(Records from a data collection)
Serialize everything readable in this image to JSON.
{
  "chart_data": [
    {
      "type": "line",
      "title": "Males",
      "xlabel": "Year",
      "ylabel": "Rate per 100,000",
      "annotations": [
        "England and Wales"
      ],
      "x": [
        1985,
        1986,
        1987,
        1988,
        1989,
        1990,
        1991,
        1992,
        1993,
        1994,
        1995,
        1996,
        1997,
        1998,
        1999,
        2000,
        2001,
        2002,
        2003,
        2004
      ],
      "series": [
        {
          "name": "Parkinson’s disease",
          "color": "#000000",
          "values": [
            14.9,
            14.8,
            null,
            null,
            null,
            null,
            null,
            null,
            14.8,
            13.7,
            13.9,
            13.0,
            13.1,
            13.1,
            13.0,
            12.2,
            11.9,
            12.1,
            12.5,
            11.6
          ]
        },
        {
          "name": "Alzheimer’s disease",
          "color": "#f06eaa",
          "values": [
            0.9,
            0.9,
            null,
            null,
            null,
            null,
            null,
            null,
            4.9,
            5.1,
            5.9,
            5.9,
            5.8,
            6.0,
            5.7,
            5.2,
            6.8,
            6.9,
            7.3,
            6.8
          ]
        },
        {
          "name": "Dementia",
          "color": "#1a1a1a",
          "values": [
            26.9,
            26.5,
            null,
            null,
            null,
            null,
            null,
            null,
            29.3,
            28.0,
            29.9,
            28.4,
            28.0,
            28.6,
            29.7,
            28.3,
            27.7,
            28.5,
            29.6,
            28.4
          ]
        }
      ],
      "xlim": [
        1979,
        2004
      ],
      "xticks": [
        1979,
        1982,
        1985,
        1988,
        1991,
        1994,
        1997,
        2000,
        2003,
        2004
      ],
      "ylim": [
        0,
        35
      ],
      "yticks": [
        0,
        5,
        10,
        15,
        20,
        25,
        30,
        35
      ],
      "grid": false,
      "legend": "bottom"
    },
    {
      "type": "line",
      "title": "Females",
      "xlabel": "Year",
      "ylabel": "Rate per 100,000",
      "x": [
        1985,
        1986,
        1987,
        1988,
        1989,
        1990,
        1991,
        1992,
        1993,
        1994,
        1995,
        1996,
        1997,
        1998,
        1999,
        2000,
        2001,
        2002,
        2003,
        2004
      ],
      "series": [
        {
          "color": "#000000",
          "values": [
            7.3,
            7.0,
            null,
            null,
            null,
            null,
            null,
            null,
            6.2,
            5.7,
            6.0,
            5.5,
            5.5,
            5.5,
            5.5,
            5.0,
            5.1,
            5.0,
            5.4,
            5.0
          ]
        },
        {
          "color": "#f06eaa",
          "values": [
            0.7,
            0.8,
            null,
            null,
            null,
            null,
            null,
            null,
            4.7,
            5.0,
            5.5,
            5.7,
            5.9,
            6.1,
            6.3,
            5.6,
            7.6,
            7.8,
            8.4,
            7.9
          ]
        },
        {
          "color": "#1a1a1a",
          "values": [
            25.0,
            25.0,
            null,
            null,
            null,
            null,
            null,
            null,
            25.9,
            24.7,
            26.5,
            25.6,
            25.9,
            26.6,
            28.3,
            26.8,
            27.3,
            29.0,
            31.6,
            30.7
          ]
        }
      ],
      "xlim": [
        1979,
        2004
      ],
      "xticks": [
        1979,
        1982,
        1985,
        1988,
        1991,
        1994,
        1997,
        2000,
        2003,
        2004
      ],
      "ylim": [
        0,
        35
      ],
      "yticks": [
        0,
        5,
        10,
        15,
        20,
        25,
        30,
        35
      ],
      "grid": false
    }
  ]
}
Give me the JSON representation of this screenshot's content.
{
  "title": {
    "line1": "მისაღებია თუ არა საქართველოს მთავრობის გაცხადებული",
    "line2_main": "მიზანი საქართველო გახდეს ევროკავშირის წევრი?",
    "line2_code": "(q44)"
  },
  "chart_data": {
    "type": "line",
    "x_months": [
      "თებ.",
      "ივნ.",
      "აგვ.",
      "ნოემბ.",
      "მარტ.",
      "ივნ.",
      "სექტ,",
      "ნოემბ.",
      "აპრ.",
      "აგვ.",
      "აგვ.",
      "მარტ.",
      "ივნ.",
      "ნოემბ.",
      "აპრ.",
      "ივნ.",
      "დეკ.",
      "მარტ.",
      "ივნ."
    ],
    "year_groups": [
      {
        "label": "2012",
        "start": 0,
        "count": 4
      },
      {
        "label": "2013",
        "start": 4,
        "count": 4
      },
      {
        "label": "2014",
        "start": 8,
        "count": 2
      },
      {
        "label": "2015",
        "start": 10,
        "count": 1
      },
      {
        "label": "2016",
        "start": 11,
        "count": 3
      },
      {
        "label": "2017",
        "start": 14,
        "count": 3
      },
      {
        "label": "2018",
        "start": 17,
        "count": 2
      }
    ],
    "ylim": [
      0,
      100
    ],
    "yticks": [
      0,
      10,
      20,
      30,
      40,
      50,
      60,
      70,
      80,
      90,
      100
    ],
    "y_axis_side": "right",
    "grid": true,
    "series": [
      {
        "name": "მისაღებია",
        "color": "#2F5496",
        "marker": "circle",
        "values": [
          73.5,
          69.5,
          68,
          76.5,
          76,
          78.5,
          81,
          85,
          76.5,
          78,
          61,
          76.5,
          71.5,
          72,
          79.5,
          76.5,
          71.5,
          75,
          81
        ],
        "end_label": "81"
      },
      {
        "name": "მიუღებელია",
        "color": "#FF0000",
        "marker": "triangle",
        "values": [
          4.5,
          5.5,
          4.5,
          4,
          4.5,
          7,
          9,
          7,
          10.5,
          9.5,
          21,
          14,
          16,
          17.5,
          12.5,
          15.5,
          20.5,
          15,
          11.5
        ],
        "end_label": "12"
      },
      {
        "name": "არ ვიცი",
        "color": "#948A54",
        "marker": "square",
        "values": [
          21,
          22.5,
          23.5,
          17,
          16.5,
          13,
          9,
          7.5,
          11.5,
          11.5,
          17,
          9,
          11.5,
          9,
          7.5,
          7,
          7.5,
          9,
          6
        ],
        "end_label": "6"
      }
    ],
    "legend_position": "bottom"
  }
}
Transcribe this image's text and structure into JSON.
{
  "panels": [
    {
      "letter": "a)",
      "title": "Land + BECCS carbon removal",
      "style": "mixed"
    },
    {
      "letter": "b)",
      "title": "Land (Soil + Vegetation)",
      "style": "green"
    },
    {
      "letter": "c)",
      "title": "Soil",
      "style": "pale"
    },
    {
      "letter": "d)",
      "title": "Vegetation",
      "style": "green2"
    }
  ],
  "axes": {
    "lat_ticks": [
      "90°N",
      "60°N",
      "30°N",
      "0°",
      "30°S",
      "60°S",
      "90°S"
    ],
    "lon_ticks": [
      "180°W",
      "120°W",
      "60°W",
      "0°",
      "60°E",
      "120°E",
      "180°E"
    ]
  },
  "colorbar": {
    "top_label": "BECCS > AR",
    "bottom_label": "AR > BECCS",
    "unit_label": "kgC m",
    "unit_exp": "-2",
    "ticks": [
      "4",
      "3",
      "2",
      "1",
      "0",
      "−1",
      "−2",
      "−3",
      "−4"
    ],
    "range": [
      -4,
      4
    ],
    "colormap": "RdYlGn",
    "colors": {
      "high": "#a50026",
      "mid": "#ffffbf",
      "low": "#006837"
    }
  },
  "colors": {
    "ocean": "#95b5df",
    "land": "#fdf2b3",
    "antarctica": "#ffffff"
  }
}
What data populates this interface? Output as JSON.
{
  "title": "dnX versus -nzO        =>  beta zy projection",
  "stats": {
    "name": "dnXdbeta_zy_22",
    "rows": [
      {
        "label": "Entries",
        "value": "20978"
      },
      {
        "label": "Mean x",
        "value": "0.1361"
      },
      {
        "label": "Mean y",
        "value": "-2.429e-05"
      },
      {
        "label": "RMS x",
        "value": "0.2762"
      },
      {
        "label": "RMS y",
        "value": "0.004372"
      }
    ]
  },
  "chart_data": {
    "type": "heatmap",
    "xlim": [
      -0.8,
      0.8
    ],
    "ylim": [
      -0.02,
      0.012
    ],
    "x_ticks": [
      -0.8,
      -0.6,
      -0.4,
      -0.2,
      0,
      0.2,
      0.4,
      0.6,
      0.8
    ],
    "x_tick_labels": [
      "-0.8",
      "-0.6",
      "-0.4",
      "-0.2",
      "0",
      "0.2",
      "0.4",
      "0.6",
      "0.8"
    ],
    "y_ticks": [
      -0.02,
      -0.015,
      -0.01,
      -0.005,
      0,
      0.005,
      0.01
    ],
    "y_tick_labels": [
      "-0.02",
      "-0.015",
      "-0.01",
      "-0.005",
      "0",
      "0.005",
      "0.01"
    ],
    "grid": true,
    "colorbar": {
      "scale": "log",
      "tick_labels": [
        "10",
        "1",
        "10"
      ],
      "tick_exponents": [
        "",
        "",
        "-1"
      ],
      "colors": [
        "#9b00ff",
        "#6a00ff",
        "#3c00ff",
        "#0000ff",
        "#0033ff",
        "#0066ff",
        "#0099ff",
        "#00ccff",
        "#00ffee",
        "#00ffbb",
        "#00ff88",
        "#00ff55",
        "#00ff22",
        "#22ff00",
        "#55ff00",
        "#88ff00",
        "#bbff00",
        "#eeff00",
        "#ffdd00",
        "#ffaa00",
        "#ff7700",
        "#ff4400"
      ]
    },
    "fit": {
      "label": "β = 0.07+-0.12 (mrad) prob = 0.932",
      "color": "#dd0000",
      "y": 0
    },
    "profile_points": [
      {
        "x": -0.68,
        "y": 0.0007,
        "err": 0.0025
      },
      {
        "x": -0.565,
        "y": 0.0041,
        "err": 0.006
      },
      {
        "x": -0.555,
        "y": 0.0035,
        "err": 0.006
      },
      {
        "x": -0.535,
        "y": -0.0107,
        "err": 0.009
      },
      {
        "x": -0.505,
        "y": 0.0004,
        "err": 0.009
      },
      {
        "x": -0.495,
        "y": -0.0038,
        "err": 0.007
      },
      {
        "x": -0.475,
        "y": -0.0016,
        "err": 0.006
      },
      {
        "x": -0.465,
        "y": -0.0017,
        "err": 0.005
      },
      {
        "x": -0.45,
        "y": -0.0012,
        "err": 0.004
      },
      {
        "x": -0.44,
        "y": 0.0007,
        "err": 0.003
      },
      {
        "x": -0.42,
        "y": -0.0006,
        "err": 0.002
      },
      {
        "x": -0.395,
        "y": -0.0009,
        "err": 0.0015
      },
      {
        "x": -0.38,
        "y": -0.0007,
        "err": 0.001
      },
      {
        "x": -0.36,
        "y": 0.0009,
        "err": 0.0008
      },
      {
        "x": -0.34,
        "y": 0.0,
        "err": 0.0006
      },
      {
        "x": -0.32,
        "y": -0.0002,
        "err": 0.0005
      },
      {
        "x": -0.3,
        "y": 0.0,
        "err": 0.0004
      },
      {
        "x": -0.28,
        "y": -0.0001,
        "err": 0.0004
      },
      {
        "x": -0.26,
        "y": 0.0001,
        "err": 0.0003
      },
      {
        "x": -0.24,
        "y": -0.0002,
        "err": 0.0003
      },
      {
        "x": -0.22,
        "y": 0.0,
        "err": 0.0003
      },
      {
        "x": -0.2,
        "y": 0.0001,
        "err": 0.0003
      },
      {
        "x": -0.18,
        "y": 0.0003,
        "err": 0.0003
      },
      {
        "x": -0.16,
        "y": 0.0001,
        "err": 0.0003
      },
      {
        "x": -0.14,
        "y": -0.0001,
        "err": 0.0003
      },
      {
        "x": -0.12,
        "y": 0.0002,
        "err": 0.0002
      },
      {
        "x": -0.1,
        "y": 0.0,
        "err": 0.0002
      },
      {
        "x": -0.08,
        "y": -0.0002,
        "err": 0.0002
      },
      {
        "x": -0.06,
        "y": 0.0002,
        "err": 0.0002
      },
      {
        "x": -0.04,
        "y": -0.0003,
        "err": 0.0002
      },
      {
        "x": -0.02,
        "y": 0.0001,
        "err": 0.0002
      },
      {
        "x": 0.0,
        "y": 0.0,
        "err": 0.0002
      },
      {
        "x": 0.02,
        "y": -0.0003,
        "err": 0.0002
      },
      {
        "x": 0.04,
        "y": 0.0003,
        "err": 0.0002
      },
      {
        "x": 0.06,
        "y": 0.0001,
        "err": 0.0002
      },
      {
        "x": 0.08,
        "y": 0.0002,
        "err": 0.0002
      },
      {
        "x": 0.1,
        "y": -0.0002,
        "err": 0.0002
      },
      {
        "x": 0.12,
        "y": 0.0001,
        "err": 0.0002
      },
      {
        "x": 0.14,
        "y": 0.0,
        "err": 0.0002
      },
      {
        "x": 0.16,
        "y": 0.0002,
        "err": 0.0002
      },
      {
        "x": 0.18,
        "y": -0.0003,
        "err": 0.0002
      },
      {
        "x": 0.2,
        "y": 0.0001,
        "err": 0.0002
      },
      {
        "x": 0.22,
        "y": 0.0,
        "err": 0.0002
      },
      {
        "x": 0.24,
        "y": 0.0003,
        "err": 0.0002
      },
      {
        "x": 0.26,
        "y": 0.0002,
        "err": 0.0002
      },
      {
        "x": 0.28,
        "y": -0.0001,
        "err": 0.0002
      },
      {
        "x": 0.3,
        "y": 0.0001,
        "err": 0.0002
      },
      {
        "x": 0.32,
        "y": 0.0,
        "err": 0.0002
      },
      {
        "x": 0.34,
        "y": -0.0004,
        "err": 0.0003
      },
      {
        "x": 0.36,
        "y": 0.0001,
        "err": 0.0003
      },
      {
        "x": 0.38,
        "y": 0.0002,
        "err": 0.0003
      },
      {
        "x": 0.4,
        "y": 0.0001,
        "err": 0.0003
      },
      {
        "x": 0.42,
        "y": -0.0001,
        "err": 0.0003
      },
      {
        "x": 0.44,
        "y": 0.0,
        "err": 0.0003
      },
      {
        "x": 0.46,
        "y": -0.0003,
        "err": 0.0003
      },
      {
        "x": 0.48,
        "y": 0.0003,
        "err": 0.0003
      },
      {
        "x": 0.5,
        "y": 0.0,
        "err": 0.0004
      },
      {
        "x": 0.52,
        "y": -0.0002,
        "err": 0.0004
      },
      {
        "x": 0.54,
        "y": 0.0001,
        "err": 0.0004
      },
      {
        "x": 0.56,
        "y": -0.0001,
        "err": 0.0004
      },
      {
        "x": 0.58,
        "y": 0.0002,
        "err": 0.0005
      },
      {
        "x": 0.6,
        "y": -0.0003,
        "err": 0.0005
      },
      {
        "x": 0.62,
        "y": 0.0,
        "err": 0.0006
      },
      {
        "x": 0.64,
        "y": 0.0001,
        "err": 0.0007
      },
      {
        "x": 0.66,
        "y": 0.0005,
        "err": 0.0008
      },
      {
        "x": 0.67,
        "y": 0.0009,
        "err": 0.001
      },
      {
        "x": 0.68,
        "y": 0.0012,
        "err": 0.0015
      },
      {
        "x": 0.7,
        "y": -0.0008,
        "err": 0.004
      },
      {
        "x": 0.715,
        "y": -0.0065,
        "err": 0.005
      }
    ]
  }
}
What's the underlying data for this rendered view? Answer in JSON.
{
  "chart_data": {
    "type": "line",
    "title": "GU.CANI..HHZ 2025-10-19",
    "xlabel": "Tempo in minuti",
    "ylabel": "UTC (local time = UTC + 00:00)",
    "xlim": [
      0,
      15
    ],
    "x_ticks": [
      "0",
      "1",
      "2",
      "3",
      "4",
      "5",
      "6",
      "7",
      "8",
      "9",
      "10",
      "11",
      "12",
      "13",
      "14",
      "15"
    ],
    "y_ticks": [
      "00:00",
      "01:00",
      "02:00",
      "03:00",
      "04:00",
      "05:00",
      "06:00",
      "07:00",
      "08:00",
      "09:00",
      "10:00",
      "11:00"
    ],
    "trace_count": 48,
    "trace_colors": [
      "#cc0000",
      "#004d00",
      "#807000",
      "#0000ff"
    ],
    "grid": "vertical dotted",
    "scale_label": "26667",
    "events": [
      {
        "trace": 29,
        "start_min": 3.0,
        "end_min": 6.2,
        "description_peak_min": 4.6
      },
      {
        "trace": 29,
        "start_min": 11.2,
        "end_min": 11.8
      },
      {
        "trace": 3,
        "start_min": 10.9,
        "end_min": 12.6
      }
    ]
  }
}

## PROBLEM
Working from the listing above, pick out every line that has "name" and copy it.

## WRITTEN ANSWER
          "name": "Parkinson’s disease",
          "name": "Alzheimer’s disease",
          "name": "Dementia",
        "name": "მისაღებია",
        "name": "მიუღებელია",
        "name": "არ ვიცი",
    "name": "dnXdbeta_zy_22",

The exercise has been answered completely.